(Records excerpted from a collection)
- - - - - - -

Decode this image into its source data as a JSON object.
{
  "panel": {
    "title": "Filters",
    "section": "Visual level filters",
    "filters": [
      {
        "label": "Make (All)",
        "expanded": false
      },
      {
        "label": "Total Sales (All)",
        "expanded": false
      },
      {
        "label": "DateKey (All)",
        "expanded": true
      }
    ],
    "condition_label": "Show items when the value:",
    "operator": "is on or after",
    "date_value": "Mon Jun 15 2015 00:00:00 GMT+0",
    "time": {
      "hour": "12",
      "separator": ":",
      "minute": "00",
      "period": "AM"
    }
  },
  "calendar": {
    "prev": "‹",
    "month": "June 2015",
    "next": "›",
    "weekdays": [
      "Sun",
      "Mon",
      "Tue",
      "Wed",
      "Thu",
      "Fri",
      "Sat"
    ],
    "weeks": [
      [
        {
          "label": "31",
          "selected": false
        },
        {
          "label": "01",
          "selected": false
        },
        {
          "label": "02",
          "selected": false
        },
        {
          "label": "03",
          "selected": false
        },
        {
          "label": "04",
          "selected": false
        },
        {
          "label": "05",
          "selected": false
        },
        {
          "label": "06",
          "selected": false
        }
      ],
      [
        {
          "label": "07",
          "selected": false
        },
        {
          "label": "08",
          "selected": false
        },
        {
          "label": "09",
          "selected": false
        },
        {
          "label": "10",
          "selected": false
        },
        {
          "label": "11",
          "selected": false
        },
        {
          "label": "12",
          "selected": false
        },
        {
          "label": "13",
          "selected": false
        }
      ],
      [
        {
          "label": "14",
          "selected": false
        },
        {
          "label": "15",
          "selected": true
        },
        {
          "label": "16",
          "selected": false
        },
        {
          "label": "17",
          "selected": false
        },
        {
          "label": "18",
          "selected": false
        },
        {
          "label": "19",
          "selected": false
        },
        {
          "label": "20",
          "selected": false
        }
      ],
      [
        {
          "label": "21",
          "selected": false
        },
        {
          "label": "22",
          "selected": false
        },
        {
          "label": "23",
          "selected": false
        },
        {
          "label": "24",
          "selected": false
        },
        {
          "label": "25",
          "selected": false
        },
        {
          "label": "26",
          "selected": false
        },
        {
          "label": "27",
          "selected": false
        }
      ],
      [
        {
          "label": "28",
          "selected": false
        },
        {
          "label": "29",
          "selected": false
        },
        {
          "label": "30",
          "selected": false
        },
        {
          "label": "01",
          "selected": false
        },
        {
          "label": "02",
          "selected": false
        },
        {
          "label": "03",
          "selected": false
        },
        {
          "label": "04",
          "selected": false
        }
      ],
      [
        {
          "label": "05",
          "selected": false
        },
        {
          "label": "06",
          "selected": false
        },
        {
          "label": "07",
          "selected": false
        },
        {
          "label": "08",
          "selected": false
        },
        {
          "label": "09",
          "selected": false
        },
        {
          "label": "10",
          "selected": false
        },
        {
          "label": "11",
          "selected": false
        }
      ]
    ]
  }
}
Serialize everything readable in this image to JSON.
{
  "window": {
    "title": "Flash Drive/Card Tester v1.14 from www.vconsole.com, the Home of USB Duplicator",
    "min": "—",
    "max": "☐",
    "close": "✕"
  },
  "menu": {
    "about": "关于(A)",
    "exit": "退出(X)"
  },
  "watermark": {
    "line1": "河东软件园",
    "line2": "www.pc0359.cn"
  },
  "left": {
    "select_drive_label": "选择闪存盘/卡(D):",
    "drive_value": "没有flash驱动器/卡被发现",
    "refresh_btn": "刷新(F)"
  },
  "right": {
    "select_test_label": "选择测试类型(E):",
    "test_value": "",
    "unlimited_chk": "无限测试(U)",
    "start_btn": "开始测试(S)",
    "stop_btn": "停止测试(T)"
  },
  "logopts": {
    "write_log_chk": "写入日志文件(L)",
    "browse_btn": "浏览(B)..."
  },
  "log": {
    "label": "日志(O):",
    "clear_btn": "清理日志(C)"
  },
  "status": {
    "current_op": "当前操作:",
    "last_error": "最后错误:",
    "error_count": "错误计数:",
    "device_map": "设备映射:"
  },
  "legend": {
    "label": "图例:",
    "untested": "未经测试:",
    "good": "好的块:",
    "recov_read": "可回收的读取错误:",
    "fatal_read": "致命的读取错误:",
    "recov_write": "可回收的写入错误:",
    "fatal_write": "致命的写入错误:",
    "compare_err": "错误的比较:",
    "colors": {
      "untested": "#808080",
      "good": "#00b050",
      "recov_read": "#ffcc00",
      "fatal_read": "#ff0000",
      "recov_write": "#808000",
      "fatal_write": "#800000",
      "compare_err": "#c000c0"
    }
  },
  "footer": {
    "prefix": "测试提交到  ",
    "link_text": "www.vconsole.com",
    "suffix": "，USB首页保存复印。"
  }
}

- - - - - - -

Repeat the data precisely, reproducing every entry.

Decode this image into its source data as a JSON object.
{
  "panel": {
    "title": "Filters",
    "section": "Visual level filters",
    "filters": [
      {
        "label": "Make (All)",
        "expanded": false
      },
      {
        "label": "Total Sales (All)",
        "expanded": false
      },
      {
        "label": "DateKey (All)",
        "expanded": true
      }
    ],
    "condition_label": "Show items when the value:",
    "operator": "is on or after",
    "date_value": "Mon Jun 15 2015 00:00:00 GMT+0",
    "time": {
      "hour": "12",
      "separator": ":",
      "minute": "00",
      "period": "AM"
    }
  },
  "calendar": {
    "prev": "‹",
    "month": "June 2015",
    "next": "›",
    "weekdays": [
      "Sun",
      "Mon",
      "Tue",
      "Wed",
      "Thu",
      "Fri",
      "Sat"
    ],
    "weeks": [
      [
        {
          "label": "31",
          "selected": false
        },
        {
          "label": "01",
          "selected": false
        },
        {
          "label": "02",
          "selected": false
        },
        {
          "label": "03",
          "selected": false
        },
        {
          "label": "04",
          "selected": false
        },
        {
          "label": "05",
          "selected": false
        },
        {
          "label": "06",
          "selected": false
        }
      ],
      [
        {
          "label": "07",
          "selected": false
        },
        {
          "label": "08",
          "selected": false
        },
        {
          "label": "09",
          "selected": false
        },
        {
          "label": "10",
          "selected": false
        },
        {
          "label": "11",
          "selected": false
        },
        {
          "label": "12",
          "selected": false
        },
        {
          "label": "13",
          "selected": false
        }
      ],
      [
        {
          "label": "14",
          "selected": false
        },
        {
          "label": "15",
          "selected": true
        },
        {
          "label": "16",
          "selected": false
        },
        {
          "label": "17",
          "selected": false
        },
        {
          "label": "18",
          "selected": false
        },
        {
          "label": "19",
          "selected": false
        },
        {
          "label": "20",
          "selected": false
        }
      ],
      [
        {
          "label": "21",
          "selected": false
        },
        {
          "label": "22",
          "selected": false
        },
        {
          "label": "23",
          "selected": false
        },
        {
          "label": "24",
          "selected": false
        },
        {
          "label": "25",
          "selected": false
        },
        {
          "label": "26",
          "selected": false
        },
        {
          "label": "27",
          "selected": false
        }
      ],
      [
        {
          "label": "28",
          "selected": false
        },
        {
          "label": "29",
          "selected": false
        },
        {
          "label": "30",
          "selected": false
        },
        {
          "label": "01",
          "selected": false
        },
        {
          "label": "02",
          "selected": false
        },
        {
          "label": "03",
          "selected": false
        },
        {
          "label": "04",
          "selected": false
        }
      ],
      [
        {
          "label": "05",
          "selected": false
        },
        {
          "label": "06",
          "selected": false
        },
        {
          "label": "07",
          "selected": false
        },
        {
          "label": "08",
          "selected": false
        },
        {
          "label": "09",
          "selected": false
        },
        {
          "label": "10",
          "selected": false
        },
        {
          "label": "11",
          "selected": false
        }
      ]
    ]
  }
}
Serialize everything readable in this image to JSON.
{
  "window": {
    "title": "Flash Drive/Card Tester v1.14 from www.vconsole.com, the Home of USB Duplicator",
    "min": "—",
    "max": "☐",
    "close": "✕"
  },
  "menu": {
    "about": "关于(A)",
    "exit": "退出(X)"
  },
  "watermark": {
    "line1": "河东软件园",
    "line2": "www.pc0359.cn"
  },
  "left": {
    "select_drive_label": "选择闪存盘/卡(D):",
    "drive_value": "没有flash驱动器/卡被发现",
    "refresh_btn": "刷新(F)"
  },
  "right": {
    "select_test_label": "选择测试类型(E):",
    "test_value": "",
    "unlimited_chk": "无限测试(U)",
    "start_btn": "开始测试(S)",
    "stop_btn": "停止测试(T)"
  },
  "logopts": {
    "write_log_chk": "写入日志文件(L)",
    "browse_btn": "浏览(B)..."
  },
  "log": {
    "label": "日志(O):",
    "clear_btn": "清理日志(C)"
  },
  "status": {
    "current_op": "当前操作:",
    "last_error": "最后错误:",
    "error_count": "错误计数:",
    "device_map": "设备映射:"
  },
  "legend": {
    "label": "图例:",
    "untested": "未经测试:",
    "good": "好的块:",
    "recov_read": "可回收的读取错误:",
    "fatal_read": "致命的读取错误:",
    "recov_write": "可回收的写入错误:",
    "fatal_write": "致命的写入错误:",
    "compare_err": "错误的比较:",
    "colors": {
      "untested": "#808080",
      "good": "#00b050",
      "recov_read": "#ffcc00",
      "fatal_read": "#ff0000",
      "recov_write": "#808000",
      "fatal_write": "#800000",
      "compare_err": "#c000c0"
    }
  },
  "footer": {
    "prefix": "测试提交到  ",
    "link_text": "www.vconsole.com",
    "suffix": "，USB首页保存复印。"
  }
}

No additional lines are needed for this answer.